- _DO THIS_
Omit all pictures and give the records below again exactly as written.

- _SOURCE RECORDS_

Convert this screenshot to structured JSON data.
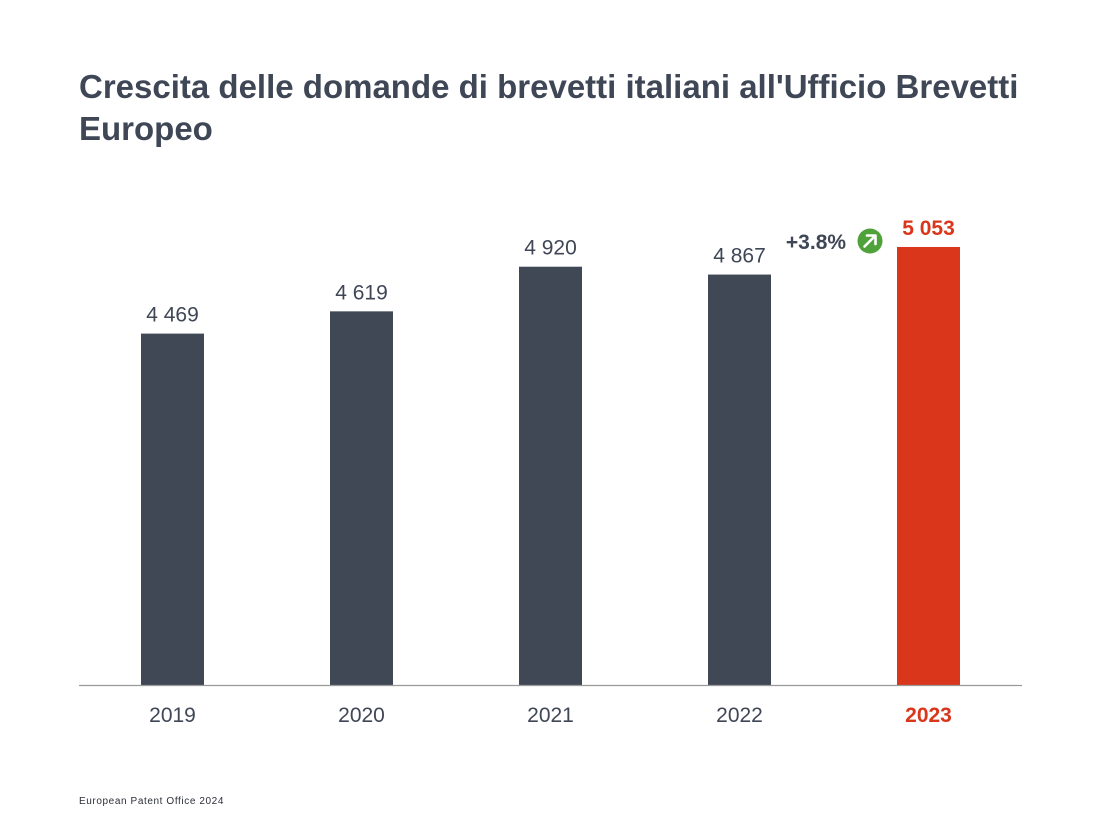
{
  "title": "Crescita delle domande di brevetti italiani all'Ufficio Brevetti Europeo",
  "footer": "European Patent Office 2024",
  "colors": {
    "bar": "#404855",
    "highlight": "#d9361b",
    "axis": "#9a9a9a",
    "text": "#3f4756",
    "growth_badge": "#4fa23a"
  },
  "chart_data": {
    "type": "bar",
    "title": "Crescita delle domande di brevetti italiani all'Ufficio Brevetti Europeo",
    "categories": [
      "2019",
      "2020",
      "2021",
      "2022",
      "2023"
    ],
    "values": [
      4469,
      4619,
      4920,
      4867,
      5053
    ],
    "value_labels": [
      "4 469",
      "4 619",
      "4 920",
      "4 867",
      "5 053"
    ],
    "highlight_index": 4,
    "ylim": [
      2100,
      5100
    ],
    "grid": false,
    "annotation": {
      "text": "+3.8%",
      "icon": "arrow-up-right-icon",
      "between": [
        "2022",
        "2023"
      ]
    }
  }
}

- _SOLUTION TO THIS PROBLEM_
Convert this screenshot to structured JSON data.
{
  "title": "Crescita delle domande di brevetti italiani all'Ufficio Brevetti Europeo",
  "footer": "European Patent Office 2024",
  "colors": {
    "bar": "#404855",
    "highlight": "#d9361b",
    "axis": "#9a9a9a",
    "text": "#3f4756",
    "growth_badge": "#4fa23a"
  },
  "chart_data": {
    "type": "bar",
    "title": "Crescita delle domande di brevetti italiani all'Ufficio Brevetti Europeo",
    "categories": [
      "2019",
      "2020",
      "2021",
      "2022",
      "2023"
    ],
    "values": [
      4469,
      4619,
      4920,
      4867,
      5053
    ],
    "value_labels": [
      "4 469",
      "4 619",
      "4 920",
      "4 867",
      "5 053"
    ],
    "highlight_index": 4,
    "ylim": [
      2100,
      5100
    ],
    "grid": false,
    "annotation": {
      "text": "+3.8%",
      "icon": "arrow-up-right-icon",
      "between": [
        "2022",
        "2023"
      ]
    }
  }
}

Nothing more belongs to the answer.